SET TASK => Filter the listing below, copying every line in which the word "ylabel" appears.

— Begin MATERIAL FOR THIS EXERCISE —

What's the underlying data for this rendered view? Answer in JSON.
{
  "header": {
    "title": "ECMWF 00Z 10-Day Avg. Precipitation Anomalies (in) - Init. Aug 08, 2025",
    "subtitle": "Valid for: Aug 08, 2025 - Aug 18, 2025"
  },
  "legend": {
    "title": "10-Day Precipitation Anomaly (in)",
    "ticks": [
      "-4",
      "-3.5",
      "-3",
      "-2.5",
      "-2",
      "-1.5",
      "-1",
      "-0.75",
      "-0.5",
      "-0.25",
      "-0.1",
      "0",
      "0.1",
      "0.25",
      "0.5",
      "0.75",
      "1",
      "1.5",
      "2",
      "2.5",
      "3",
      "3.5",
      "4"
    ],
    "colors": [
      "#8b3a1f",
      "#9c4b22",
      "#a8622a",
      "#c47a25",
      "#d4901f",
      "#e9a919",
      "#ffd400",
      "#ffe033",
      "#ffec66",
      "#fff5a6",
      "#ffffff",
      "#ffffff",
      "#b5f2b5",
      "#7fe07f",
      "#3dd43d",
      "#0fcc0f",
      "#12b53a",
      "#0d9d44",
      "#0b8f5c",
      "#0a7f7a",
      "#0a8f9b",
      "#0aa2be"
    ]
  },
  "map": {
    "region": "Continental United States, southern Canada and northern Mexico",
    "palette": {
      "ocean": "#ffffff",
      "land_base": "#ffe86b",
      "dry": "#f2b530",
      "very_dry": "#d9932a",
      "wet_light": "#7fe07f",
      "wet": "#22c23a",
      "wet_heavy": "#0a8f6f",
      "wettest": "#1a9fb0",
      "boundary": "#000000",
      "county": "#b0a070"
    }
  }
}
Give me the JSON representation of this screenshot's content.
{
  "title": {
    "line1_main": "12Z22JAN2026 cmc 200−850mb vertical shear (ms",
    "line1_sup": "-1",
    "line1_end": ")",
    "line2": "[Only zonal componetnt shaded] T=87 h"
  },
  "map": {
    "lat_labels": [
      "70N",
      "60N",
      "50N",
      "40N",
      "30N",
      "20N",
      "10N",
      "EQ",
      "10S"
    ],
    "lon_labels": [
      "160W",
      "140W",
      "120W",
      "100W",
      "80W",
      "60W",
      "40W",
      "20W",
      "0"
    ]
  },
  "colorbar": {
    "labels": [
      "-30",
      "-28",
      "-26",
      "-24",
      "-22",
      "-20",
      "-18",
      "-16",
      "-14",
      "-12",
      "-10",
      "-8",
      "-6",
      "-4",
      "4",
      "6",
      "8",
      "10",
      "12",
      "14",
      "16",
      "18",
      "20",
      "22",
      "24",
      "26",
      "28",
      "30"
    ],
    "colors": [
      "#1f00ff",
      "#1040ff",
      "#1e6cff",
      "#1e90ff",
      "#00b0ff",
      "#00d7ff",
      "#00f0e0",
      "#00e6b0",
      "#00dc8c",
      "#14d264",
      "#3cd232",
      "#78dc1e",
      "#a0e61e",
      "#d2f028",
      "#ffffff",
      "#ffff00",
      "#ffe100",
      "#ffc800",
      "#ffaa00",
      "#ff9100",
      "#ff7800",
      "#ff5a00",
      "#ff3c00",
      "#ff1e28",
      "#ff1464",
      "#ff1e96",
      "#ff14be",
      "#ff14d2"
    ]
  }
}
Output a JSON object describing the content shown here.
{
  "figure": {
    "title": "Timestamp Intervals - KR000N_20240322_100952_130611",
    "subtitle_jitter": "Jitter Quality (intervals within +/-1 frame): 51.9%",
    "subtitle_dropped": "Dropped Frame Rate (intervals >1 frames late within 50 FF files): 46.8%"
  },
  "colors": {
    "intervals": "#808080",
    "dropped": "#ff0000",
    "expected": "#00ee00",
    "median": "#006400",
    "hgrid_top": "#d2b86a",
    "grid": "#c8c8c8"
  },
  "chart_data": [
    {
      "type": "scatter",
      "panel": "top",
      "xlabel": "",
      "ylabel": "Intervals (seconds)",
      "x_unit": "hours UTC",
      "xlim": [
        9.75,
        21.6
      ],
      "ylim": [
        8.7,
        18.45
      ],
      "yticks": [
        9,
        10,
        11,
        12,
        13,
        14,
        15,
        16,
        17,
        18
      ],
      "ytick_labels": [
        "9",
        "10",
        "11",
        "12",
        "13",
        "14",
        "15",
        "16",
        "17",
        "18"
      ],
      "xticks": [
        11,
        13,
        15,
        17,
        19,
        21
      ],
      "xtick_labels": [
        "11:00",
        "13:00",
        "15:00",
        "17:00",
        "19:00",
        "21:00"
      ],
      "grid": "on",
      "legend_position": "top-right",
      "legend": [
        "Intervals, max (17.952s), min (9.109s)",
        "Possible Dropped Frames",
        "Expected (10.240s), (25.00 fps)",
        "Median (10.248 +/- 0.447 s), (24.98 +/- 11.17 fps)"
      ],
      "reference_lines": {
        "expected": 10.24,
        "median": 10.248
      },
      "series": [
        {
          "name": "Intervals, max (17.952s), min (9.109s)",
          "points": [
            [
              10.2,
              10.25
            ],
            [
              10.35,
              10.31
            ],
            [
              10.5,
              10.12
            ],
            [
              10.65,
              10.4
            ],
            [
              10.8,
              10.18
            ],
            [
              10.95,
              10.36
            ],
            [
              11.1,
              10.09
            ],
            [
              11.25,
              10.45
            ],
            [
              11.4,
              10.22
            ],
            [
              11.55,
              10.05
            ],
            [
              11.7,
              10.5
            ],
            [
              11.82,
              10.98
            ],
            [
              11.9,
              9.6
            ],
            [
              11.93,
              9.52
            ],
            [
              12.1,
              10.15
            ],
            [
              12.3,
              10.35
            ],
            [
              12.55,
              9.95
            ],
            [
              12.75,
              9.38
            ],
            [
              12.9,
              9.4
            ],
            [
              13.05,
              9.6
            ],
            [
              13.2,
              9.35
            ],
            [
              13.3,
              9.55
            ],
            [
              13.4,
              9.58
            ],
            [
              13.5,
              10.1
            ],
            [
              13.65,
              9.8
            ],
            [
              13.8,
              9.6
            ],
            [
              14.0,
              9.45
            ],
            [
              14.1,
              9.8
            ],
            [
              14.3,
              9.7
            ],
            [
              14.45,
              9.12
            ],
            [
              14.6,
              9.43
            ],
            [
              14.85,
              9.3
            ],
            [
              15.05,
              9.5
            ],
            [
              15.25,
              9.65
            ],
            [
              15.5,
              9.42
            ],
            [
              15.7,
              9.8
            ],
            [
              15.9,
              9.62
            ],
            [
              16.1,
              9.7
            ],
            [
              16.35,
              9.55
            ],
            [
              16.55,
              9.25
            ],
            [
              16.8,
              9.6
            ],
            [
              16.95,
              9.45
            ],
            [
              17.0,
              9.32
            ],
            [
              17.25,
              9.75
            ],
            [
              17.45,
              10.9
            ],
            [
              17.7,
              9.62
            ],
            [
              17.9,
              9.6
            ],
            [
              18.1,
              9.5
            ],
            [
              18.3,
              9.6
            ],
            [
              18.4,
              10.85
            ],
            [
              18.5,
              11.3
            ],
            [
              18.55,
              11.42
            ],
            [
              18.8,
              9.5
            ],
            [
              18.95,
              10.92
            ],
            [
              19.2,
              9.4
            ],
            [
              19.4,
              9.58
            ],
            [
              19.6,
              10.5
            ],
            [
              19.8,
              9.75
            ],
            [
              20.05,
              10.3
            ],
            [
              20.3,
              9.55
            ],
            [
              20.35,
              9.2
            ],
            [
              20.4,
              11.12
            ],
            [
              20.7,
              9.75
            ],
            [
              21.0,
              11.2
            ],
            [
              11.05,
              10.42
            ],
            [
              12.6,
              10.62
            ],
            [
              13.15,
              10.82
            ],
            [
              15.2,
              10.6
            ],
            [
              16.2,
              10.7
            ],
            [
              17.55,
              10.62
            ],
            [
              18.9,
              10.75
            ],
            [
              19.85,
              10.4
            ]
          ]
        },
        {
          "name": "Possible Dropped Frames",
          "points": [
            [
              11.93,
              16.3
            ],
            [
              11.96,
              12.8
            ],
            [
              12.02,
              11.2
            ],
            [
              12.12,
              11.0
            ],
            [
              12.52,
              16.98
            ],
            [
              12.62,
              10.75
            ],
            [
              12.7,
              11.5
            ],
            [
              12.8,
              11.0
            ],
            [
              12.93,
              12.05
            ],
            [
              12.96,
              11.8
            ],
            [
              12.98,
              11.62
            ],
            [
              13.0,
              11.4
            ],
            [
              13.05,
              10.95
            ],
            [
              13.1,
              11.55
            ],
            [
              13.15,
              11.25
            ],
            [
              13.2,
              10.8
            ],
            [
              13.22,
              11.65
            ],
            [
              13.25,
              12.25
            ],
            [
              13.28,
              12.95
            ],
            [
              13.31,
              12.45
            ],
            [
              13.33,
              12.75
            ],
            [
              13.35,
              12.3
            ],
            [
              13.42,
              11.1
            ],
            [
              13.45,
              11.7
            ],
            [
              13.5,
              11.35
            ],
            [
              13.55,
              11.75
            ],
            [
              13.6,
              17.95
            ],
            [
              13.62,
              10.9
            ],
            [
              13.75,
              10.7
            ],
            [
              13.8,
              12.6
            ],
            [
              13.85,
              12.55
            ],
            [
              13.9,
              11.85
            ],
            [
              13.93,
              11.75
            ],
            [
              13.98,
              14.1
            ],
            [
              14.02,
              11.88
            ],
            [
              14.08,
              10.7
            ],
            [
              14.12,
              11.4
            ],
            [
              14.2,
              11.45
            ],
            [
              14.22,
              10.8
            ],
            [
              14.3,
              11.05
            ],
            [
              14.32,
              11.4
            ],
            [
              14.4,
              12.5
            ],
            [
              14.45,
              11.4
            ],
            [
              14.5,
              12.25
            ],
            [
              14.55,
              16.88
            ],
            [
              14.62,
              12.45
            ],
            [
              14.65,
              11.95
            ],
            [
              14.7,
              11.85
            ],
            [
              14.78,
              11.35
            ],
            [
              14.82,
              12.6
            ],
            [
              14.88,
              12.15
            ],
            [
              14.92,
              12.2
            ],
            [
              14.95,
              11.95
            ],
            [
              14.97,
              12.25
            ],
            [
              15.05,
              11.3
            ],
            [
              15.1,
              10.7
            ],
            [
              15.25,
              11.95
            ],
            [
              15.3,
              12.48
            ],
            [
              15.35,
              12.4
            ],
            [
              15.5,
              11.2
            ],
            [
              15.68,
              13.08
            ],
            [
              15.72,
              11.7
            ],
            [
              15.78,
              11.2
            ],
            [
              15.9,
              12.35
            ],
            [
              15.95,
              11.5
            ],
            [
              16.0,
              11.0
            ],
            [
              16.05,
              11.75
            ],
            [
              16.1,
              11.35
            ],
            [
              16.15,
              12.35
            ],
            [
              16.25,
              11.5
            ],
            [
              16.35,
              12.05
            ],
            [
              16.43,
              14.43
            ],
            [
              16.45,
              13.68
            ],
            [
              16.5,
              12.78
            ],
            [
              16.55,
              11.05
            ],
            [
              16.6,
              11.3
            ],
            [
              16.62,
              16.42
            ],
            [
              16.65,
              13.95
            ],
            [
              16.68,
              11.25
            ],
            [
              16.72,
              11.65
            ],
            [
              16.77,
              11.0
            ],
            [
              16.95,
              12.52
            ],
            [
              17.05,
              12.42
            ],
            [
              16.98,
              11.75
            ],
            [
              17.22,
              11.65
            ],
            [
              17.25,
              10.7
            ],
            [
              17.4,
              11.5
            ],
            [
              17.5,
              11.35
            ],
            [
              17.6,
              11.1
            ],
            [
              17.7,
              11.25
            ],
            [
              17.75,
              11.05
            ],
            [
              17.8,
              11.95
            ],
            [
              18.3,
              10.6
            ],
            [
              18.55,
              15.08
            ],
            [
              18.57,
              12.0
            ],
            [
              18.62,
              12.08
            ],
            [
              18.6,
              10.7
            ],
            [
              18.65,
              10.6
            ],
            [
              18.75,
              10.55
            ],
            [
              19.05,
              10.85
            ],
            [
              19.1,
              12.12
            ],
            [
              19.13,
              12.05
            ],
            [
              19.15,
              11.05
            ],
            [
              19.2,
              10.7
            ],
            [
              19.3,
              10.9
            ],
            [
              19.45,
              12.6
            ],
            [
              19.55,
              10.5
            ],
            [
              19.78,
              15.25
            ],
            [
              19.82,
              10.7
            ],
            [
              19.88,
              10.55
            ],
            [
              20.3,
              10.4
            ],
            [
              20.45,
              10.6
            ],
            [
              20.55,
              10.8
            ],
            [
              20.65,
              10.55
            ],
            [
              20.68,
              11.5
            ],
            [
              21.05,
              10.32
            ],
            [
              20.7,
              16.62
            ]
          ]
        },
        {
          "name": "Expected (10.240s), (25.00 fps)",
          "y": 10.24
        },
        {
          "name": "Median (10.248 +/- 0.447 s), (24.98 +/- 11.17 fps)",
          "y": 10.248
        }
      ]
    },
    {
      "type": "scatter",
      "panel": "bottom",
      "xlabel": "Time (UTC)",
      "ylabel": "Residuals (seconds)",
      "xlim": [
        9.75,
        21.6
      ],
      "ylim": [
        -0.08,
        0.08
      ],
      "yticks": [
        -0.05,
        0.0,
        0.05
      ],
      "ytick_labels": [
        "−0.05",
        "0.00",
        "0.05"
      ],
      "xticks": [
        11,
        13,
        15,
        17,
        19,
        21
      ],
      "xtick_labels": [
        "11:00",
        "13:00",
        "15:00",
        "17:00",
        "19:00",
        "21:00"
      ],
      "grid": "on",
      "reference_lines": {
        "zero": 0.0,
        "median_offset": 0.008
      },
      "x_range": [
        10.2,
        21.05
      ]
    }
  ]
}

— End MATERIAL FOR THIS EXERCISE —

EXPECTED ANSWER =>
      "ylabel": "Intervals (seconds)",
      "ylabel": "Residuals (seconds)",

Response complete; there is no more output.